* Document section
%%

A Little Travel Break

The blog had hoped to report on its travels but has found itself with limited internet access. Normal service will resume some time next week. Keep watching this space!

Thursday, June 20, 2019

An Unexpected Mountain Laurel

The blog is on some more travels, so there will be a short break. Meanwhile, this mountain laurel is, I have to say, a far more vigorous specimen than my poor straggly deer-eaten ones in western New York. I spotted it - guess where?


Watch this space!

Tuesday, June 18, 2019

Watching for Warblers

Dateline: Cattaraugus County, Western New York State

There is, quite near us, a wondrous place called the Pfeiffer Nature Center. It owns some lovely woodland and holds all kinds of interesting activities. Last year I went there for a  mushroom walk. This spring, bird-watching was on offer.
  May is a good time, apparently, as a lot of birds are flying back north for the summer and the Nature Center is a good motorway service station, as it were, for them.


There are ponds and shrubs and trees and the open sort of woodland they like and which I'm told is hard to find these days. My companions were all considerably more expert than me.


The could tell what a bird was just by its tweet and had an uncanny knack of spotting them. I spent a lot of time peering through my binoculars at a lot of leaves and branches and saying plaintively, "Which way did it go?" You have to be quick with these birds. "It takes practice!" said a nice lady, soothingly.  One of my few spottings was a chestnut-sided warbler. This, of course, is not my photo.


I missed the scarlet tanager and the magnolia warbler and the Blackburnian warbler and the bluebird and countless others (I never knew there were so many different kinds of warblers in existence in the world, let alone at the Pfeiffer Nature Center) but I did manage to see an indigo bunting.


I felt as if I'd rather been thrown in the deep end but I'll have to try it again and hope to do better.
  And it's a lovely place just to amble along the forest paths. Some naughty beavers had been at these trees.


The sun was shining and there were wildflowers everywhere.


There are certainly worse ways to spend a morning.

Friday, June 14, 2019

Road Trip Part 7: Sea Ponies

  I never did read Misty of Chincoteague when I was little, even though I was mad about pony books. 


  But I'd heard about the fabled wild ponies that lived on an island called Chincoteague. (Or was it Assateague?) And swam across the water from somewhere to somewhere in a roundup every year. We had some trouble puzzling it out - were Assateague and Chincoteague one island or two? And which was which? And more to the point, where could we see the ponies?
  We drove up through the bit of Virginia that, along with Delaware and Maryland, forms the "DelMarVa" peninsula. It started inauspiciouly. It seemed to be chicken farm central - you can tell from the long buildings with huge fans at the ends. Dread to think what the interiors look and smell like. And where there weren't chicken farms there were run-down wooden houses and signs to places like "Modest Town". Then we saw another sign to a place called "Horsey", which gave us some hope that we were on the right road.  We spotted more blossoming trees and dazzling azaleas and a whole forest of purple wisteria gone rampant. Were things getting wilder? Not quite yet.

%%

* Provided records
%%

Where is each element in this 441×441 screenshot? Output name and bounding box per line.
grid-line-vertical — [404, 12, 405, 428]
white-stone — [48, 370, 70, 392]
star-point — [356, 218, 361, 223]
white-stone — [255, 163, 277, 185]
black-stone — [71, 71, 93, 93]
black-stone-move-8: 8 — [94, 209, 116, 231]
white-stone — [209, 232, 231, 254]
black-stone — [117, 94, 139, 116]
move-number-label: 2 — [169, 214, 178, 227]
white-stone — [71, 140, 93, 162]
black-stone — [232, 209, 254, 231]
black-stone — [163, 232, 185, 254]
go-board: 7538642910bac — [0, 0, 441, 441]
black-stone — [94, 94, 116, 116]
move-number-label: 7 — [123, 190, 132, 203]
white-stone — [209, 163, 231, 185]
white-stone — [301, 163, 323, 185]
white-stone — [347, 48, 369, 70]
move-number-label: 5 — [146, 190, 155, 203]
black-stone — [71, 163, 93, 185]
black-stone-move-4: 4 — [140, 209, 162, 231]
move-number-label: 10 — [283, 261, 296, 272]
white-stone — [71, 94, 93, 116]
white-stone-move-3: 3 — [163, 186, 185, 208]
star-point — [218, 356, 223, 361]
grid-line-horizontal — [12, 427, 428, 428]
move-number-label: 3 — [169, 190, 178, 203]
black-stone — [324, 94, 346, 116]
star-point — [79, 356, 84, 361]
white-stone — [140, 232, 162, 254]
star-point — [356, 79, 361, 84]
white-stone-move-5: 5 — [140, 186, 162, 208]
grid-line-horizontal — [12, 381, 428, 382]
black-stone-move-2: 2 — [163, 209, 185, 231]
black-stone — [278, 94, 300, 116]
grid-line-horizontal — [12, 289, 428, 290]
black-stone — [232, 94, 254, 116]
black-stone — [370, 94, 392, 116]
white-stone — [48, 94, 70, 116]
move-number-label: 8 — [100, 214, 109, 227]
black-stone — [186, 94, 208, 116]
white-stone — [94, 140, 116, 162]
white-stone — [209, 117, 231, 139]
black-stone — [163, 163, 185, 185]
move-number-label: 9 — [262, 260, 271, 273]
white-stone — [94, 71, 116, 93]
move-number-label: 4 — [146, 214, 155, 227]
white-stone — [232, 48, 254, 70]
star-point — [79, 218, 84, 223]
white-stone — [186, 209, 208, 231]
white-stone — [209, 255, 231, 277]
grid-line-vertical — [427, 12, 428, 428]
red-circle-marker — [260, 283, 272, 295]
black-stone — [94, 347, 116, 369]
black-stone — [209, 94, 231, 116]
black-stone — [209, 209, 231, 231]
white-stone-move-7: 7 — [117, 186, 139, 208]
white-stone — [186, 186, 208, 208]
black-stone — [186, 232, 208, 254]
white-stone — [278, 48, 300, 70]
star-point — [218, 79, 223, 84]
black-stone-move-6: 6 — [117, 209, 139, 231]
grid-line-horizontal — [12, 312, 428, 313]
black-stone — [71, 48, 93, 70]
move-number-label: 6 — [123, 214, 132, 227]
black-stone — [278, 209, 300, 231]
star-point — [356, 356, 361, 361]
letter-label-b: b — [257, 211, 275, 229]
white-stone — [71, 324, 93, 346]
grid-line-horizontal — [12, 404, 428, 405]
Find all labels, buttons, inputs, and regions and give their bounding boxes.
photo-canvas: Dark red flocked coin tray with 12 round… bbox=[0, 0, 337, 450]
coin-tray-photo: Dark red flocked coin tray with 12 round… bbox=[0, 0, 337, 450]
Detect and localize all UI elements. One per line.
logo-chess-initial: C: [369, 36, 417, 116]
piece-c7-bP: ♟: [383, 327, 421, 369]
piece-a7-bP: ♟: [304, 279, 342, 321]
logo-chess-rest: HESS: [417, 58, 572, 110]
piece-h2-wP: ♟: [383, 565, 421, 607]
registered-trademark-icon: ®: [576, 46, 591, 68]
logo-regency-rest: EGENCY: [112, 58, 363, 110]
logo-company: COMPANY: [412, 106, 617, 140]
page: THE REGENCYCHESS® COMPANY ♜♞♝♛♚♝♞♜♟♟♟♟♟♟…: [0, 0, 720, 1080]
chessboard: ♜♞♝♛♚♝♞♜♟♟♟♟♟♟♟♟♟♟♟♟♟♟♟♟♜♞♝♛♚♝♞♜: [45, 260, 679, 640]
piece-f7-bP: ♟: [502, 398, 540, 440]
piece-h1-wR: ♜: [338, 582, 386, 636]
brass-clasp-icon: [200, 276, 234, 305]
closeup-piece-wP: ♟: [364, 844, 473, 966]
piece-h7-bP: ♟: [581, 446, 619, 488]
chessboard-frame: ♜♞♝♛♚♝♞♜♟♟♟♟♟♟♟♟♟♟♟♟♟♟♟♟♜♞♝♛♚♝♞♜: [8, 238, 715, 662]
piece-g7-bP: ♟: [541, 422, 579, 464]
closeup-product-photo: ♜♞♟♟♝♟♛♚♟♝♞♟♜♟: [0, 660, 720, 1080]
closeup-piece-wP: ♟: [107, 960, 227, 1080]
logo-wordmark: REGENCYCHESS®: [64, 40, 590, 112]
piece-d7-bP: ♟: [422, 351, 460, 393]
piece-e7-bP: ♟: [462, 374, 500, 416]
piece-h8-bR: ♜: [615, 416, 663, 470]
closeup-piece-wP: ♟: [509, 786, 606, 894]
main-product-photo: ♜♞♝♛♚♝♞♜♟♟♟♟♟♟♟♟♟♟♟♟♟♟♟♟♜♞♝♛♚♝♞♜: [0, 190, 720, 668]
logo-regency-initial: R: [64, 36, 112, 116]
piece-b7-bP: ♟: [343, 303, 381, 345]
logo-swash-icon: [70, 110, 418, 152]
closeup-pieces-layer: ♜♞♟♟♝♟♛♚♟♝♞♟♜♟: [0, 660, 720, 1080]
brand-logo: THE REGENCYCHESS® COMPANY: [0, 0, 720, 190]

%%

* Exercise instructions
(1) List every bird species named in the travel blog's post about watching for warblers, including both those the writer saw and those the writer missed.
(2) Write the next few paragraphs of the travel blog, picking up after its final sentence.

* Responses in order
(1)
- Chestnut-sided warbler
- Scarlet tanager
- Magnolia warbler
- Blackburnian warbler
- Bluebird
- Indigo bunting

(2)
 As we turned off onto the causeway to Chincoteague,  driving over expanses of water and marsh grass, the way was marred by an endless  procession of telegraph poles (utility poles to Americans) and billboards, some with worthy slogans, "One Road To Chincoteague, Jesus Christ The Only Way To Heaven" , others just plain tacky. Here they are on the return journey, so you can only see the backs. 


  Chincoteague proved to be a tourist trap par excellence. T-shirt vendors vied with bike rentals, souvenir shops and what looked like mini golf and mini theme parks and eateries called things like Sandy Pony Donuts, though we never actually saw that one, only heard about it. We did have a chuckle at "Wallops Flight Facility" . It wasn't quite as bad as Pigeon Forge, Tennessee - few things could be. But it was getting there. Then we realised that there was some method in the madness. Chincoteague did prove to be a separate island. And once we started crossing over to Assateague, things changed dramatically.


 Marsh, grassland, sea and forests,


made for a wonderfully peaceful place. So at least if you restrict the tourist tat to one area, you can have a nice nature reserve in the rest.


 And here at last


Across the marsh in the appropriately misty distance


 .. were the ponies


  There's some dispute about how they got there in the first place. The popular legend is that they swam ashore from a shipwrecked Spanish galleon. More mundane historians say they're descendants of horses grazed on the island by the early settlers to avoid taxes on the mainland. Apparently the ponies have bloated tummies because they drink a lot of water.
  To complicate things further, Assateague is divided between Virginia and Maryland, making for two separate sets of ponies. Interestingly, the Virginia herd is managed by the local volunteer firemen.
Every year the Virginia ponies swim across to Chincoteague (actually not all that far) to be sold. And to complicate things further the Chincoteague equines are "ponies" and the Assateague ones "horses". Or vice versa. I give up.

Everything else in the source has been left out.